What to produce: Rewrite the rows from the start of the records through the line containing "The thrust washer 216 is at (252, 220).", swapping "bicycle" for "tricycle" and leaving everything else as it is.

***

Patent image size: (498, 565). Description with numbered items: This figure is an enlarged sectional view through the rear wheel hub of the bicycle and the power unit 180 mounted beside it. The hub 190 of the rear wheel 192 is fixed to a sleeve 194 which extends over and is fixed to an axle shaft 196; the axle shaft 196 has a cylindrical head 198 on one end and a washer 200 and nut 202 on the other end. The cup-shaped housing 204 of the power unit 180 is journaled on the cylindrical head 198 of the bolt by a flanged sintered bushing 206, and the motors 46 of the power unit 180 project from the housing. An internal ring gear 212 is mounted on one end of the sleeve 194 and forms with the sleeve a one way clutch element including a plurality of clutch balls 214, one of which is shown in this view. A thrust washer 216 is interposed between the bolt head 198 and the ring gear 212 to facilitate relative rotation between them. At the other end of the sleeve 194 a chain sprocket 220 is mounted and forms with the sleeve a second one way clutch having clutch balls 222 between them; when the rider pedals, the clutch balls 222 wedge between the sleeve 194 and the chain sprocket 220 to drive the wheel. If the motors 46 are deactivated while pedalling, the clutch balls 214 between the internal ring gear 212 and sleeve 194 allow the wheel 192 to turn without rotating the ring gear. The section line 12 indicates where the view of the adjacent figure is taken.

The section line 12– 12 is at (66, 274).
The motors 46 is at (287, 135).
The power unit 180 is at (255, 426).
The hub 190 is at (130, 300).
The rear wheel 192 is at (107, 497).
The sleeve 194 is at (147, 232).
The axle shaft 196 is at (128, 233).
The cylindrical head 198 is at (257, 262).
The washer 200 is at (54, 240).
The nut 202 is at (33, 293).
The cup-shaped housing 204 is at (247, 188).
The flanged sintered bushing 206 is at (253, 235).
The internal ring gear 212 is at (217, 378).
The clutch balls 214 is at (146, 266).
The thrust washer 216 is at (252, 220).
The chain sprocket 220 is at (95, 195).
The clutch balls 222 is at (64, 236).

***

Written reply:
Patent image size: (498, 565). Description with numbered items: This figure is an enlarged sectional view through the rear wheel hub of the tricycle and the power unit 180 mounted beside it. The hub 190 of the rear wheel 192 is fixed to a sleeve 194 which extends over and is fixed to an axle shaft 196; the axle shaft 196 has a cylindrical head 198 on one end and a washer 200 and nut 202 on the other end. The cup-shaped housing 204 of the power unit 180 is journaled on the cylindrical head 198 of the bolt by a flanged sintered bushing 206, and the motors 46 of the power unit 180 project from the housing. An internal ring gear 212 is mounted on one end of the sleeve 194 and forms with the sleeve a one way clutch element including a plurality of clutch balls 214, one of which is shown in this view. A thrust washer 216 is interposed between the bolt head 198 and the ring gear 212 to facilitate relative rotation between them. At the other end of the sleeve 194 a chain sprocket 220 is mounted and forms with the sleeve a second one way clutch having clutch balls 222 between them; when the rider pedals, the clutch balls 222 wedge between the sleeve 194 and the chain sprocket 220 to drive the wheel. If the motors 46 are deactivated while pedalling, the clutch balls 214 between the internal ring gear 212 and sleeve 194 allow the wheel 192 to turn without rotating the ring gear. The section line 12 indicates where the view of the adjacent figure is taken.

The section line 12– 12 is at (66, 274).
The motors 46 is at (287, 135).
The power unit 180 is at (255, 426).
The hub 190 is at (130, 300).
The rear wheel 192 is at (107, 497).
The sleeve 194 is at (147, 232).
The axle shaft 196 is at (128, 233).
The cylindrical head 198 is at (257, 262).
The washer 200 is at (54, 240).
The nut 202 is at (33, 293).
The cup-shaped housing 204 is at (247, 188).
The flanged sintered bushing 206 is at (253, 235).
The internal ring gear 212 is at (217, 378).
The clutch balls 214 is at (146, 266).
The thrust washer 216 is at (252, 220).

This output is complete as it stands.